CHALLENGE
The records that follow should be retyped word for word.

INFORMATION SUPPLIED
----

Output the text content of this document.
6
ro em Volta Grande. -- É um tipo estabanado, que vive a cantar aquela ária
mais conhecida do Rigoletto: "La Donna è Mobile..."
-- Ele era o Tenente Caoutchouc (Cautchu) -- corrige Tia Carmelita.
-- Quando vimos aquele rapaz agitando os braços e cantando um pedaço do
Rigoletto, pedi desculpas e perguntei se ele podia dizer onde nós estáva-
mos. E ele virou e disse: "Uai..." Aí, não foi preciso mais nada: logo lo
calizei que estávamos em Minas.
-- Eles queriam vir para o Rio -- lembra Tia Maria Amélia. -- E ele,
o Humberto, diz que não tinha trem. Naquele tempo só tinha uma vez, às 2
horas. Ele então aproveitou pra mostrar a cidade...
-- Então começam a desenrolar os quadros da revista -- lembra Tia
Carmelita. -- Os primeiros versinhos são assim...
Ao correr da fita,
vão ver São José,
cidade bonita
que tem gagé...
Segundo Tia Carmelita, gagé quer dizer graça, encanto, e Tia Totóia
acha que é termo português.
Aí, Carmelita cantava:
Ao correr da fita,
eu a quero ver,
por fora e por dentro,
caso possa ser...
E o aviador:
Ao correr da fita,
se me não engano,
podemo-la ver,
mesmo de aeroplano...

----

TASK RESULT
Output the text content of this document.
6
ro em Volta Grande. -- É um tipo estabanado, que vive a cantar aquela ária
mais conhecida do Rigoletto: "La Donna è Mobile..."
-- Ele era o Tenente Caoutchouc (Cautchu) -- corrige Tia Carmelita.
-- Quando vimos aquele rapaz agitando os braços e cantando um pedaço do
Rigoletto, pedi desculpas e perguntei se ele podia dizer onde nós estáva-
mos. E ele virou e disse: "Uai..." Aí, não foi preciso mais nada: logo lo
calizei que estávamos em Minas.
-- Eles queriam vir para o Rio -- lembra Tia Maria Amélia. -- E ele,
o Humberto, diz que não tinha trem. Naquele tempo só tinha uma vez, às 2
horas. Ele então aproveitou pra mostrar a cidade...
-- Então começam a desenrolar os quadros da revista -- lembra Tia
Carmelita. -- Os primeiros versinhos são assim...
Ao correr da fita,
vão ver São José,
cidade bonita
que tem gagé...
Segundo Tia Carmelita, gagé quer dizer graça, encanto, e Tia Totóia
acha que é termo português.
Aí, Carmelita cantava:
Ao correr da fita,
eu a quero ver,
por fora e por dentro,
caso possa ser...
E o aviador:
Ao correr da fita,
se me não engano,
podemo-la ver,
mesmo de aeroplano...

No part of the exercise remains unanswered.